• Exercise:
Every entry must be duplicated precisely as written.

[Provided records start]

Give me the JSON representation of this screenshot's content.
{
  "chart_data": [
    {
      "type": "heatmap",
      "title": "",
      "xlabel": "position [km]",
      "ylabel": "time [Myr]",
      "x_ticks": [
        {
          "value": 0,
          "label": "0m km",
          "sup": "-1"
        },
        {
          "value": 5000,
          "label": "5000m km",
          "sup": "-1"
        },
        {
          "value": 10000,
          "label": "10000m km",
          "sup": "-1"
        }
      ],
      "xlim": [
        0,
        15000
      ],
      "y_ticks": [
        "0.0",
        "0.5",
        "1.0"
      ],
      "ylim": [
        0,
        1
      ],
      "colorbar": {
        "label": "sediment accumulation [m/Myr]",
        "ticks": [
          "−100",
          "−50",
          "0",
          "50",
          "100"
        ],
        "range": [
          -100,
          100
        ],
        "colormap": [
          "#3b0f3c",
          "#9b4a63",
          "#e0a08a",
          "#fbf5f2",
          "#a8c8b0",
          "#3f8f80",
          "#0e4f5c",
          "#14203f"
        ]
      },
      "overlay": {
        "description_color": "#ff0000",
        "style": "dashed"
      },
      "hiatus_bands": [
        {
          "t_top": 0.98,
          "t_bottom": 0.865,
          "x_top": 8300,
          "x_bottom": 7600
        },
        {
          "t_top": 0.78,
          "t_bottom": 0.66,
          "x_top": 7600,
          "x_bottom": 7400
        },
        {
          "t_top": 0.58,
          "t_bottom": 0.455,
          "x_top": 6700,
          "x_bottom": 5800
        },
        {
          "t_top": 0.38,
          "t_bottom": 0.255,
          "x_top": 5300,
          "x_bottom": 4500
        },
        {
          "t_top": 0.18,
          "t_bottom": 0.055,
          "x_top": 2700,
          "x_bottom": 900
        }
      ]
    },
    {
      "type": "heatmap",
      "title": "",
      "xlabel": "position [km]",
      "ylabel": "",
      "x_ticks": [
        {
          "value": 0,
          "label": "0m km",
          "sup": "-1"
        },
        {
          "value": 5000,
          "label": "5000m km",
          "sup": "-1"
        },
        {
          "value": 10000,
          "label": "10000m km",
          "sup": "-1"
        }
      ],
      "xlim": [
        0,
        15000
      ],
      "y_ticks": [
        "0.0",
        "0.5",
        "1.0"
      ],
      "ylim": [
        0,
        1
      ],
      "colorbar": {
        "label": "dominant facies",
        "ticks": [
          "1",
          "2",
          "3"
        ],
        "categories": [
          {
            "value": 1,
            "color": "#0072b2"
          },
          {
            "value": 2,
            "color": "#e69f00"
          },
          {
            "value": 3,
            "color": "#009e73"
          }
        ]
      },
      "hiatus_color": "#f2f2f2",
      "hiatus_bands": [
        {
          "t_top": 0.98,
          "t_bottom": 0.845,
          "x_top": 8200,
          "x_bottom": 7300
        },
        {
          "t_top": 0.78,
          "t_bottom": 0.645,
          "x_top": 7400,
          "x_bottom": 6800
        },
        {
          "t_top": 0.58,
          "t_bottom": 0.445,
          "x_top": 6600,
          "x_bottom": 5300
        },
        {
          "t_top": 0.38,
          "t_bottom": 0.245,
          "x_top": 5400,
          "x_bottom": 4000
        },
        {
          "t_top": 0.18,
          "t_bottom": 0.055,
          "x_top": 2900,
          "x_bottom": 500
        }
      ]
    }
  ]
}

[Provided records end]

• Task result:
Give me the JSON representation of this screenshot's content.
{
  "chart_data": [
    {
      "type": "heatmap",
      "title": "",
      "xlabel": "position [km]",
      "ylabel": "time [Myr]",
      "x_ticks": [
        {
          "value": 0,
          "label": "0m km",
          "sup": "-1"
        },
        {
          "value": 5000,
          "label": "5000m km",
          "sup": "-1"
        },
        {
          "value": 10000,
          "label": "10000m km",
          "sup": "-1"
        }
      ],
      "xlim": [
        0,
        15000
      ],
      "y_ticks": [
        "0.0",
        "0.5",
        "1.0"
      ],
      "ylim": [
        0,
        1
      ],
      "colorbar": {
        "label": "sediment accumulation [m/Myr]",
        "ticks": [
          "−100",
          "−50",
          "0",
          "50",
          "100"
        ],
        "range": [
          -100,
          100
        ],
        "colormap": [
          "#3b0f3c",
          "#9b4a63",
          "#e0a08a",
          "#fbf5f2",
          "#a8c8b0",
          "#3f8f80",
          "#0e4f5c",
          "#14203f"
        ]
      },
      "overlay": {
        "description_color": "#ff0000",
        "style": "dashed"
      },
      "hiatus_bands": [
        {
          "t_top": 0.98,
          "t_bottom": 0.865,
          "x_top": 8300,
          "x_bottom": 7600
        },
        {
          "t_top": 0.78,
          "t_bottom": 0.66,
          "x_top": 7600,
          "x_bottom": 7400
        },
        {
          "t_top": 0.58,
          "t_bottom": 0.455,
          "x_top": 6700,
          "x_bottom": 5800
        },
        {
          "t_top": 0.38,
          "t_bottom": 0.255,
          "x_top": 5300,
          "x_bottom": 4500
        },
        {
          "t_top": 0.18,
          "t_bottom": 0.055,
          "x_top": 2700,
          "x_bottom": 900
        }
      ]
    },
    {
      "type": "heatmap",
      "title": "",
      "xlabel": "position [km]",
      "ylabel": "",
      "x_ticks": [
        {
          "value": 0,
          "label": "0m km",
          "sup": "-1"
        },
        {
          "value": 5000,
          "label": "5000m km",
          "sup": "-1"
        },
        {
          "value": 10000,
          "label": "10000m km",
          "sup": "-1"
        }
      ],
      "xlim": [
        0,
        15000
      ],
      "y_ticks": [
        "0.0",
        "0.5",
        "1.0"
      ],
      "ylim": [
        0,
        1
      ],
      "colorbar": {
        "label": "dominant facies",
        "ticks": [
          "1",
          "2",
          "3"
        ],
        "categories": [
          {
            "value": 1,
            "color": "#0072b2"
          },
          {
            "value": 2,
            "color": "#e69f00"
          },
          {
            "value": 3,
            "color": "#009e73"
          }
        ]
      },
      "hiatus_color": "#f2f2f2",
      "hiatus_bands": [
        {
          "t_top": 0.98,
          "t_bottom": 0.845,
          "x_top": 8200,
          "x_bottom": 7300
        },
        {
          "t_top": 0.78,
          "t_bottom": 0.645,
          "x_top": 7400,
          "x_bottom": 6800
        },
        {
          "t_top": 0.58,
          "t_bottom": 0.445,
          "x_top": 6600,
          "x_bottom": 5300
        },
        {
          "t_top": 0.38,
          "t_bottom": 0.245,
          "x_top": 5400,
          "x_bottom": 4000
        },
        {
          "t_top": 0.18,
          "t_bottom": 0.055,
          "x_top": 2900,
          "x_bottom": 500
        }
      ]
    }
  ]
}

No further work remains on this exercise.